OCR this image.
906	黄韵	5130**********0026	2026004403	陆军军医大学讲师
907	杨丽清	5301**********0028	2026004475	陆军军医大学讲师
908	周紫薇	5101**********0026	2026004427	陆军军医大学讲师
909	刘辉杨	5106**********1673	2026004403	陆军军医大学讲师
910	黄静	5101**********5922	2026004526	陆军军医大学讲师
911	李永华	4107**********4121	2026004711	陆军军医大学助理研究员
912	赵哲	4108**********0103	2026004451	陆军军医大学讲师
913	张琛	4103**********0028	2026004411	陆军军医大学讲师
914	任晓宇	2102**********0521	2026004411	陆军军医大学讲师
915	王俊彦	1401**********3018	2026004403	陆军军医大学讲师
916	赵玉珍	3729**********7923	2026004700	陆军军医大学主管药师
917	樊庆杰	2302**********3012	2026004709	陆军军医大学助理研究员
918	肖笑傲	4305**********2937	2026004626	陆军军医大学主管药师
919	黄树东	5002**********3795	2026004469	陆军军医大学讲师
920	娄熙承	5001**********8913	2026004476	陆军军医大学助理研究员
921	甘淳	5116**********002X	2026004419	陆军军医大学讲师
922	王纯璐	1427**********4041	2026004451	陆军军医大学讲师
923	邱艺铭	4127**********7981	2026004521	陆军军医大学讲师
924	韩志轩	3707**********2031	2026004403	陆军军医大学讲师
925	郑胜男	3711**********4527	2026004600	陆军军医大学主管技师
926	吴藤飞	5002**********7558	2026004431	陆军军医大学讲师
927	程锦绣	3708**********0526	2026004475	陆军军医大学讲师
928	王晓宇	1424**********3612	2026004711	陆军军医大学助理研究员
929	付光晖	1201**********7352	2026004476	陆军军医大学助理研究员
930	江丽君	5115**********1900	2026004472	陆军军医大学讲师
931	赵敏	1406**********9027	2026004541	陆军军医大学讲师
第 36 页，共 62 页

================

What is asked:
Check every line for "陆军军医大学主管药师" and show the ones that have it.

Task solution:
916	赵玉珍	3729**********7923	2026004700	陆军军医大学主管药师
918	肖笑傲	4305**********2937	2026004626	陆军军医大学主管药师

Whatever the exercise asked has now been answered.